Dataset entries:
Start

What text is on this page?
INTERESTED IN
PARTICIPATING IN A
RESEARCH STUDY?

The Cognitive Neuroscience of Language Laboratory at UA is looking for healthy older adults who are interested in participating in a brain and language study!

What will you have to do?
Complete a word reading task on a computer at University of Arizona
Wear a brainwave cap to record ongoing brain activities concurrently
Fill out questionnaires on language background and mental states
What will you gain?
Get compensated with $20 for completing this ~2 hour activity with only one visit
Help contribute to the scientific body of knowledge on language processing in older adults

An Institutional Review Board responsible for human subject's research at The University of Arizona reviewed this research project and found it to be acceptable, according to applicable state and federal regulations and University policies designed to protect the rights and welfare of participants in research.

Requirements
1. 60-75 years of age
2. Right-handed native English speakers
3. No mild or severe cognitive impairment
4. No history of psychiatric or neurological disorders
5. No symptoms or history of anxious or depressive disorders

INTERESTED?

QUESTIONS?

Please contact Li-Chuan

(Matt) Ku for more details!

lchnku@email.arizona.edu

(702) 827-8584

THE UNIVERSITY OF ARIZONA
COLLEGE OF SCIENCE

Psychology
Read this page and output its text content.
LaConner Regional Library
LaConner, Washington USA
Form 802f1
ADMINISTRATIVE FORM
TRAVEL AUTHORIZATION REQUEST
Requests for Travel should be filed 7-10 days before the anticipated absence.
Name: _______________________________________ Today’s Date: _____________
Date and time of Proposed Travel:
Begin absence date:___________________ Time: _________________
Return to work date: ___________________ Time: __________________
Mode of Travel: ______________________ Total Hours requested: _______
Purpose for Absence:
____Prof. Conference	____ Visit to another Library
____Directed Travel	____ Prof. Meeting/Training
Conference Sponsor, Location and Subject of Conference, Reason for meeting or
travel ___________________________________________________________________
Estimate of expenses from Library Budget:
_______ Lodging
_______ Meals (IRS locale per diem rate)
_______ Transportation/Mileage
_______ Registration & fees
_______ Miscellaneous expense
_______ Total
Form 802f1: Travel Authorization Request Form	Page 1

End

**REQUIREMENT**
Repeat all the records. Match each line exactly.

**SOLUTION FOR THIS PROBLEM**
What text is on this page?
INTERESTED IN
PARTICIPATING IN A
RESEARCH STUDY?

The Cognitive Neuroscience of Language Laboratory at UA is looking for healthy older adults who are interested in participating in a brain and language study!

What will you have to do?
Complete a word reading task on a computer at University of Arizona
Wear a brainwave cap to record ongoing brain activities concurrently
Fill out questionnaires on language background and mental states
What will you gain?
Get compensated with $20 for completing this ~2 hour activity with only one visit
Help contribute to the scientific body of knowledge on language processing in older adults

An Institutional Review Board responsible for human subject's research at The University of Arizona reviewed this research project and found it to be acceptable, according to applicable state and federal regulations and University policies designed to protect the rights and welfare of participants in research.

Requirements
1. 60-75 years of age
2. Right-handed native English speakers
3. No mild or severe cognitive impairment
4. No history of psychiatric or neurological disorders
5. No symptoms or history of anxious or depressive disorders

INTERESTED?

QUESTIONS?

Please contact Li-Chuan

(Matt) Ku for more details!

lchnku@email.arizona.edu

(702) 827-8584

THE UNIVERSITY OF ARIZONA
COLLEGE OF SCIENCE

Psychology
Read this page and output its text content.
LaConner Regional Library
LaConner, Washington USA
Form 802f1
ADMINISTRATIVE FORM
TRAVEL AUTHORIZATION REQUEST
Requests for Travel should be filed 7-10 days before the anticipated absence.
Name: _______________________________________ Today’s Date: _____________
Date and time of Proposed Travel:
Begin absence date:___________________ Time: _________________
Return to work date: ___________________ Time: __________________
Mode of Travel: ______________________ Total Hours requested: _______
Purpose for Absence:
____Prof. Conference	____ Visit to another Library
____Directed Travel	____ Prof. Meeting/Training
Conference Sponsor, Location and Subject of Conference, Reason for meeting or
travel ___________________________________________________________________
Estimate of expenses from Library Budget:
_______ Lodging
_______ Meals (IRS locale per diem rate)
_______ Transportation/Mileage
_______ Registration & fees
_______ Miscellaneous expense
_______ Total
Form 802f1: Travel Authorization Request Form	Page 1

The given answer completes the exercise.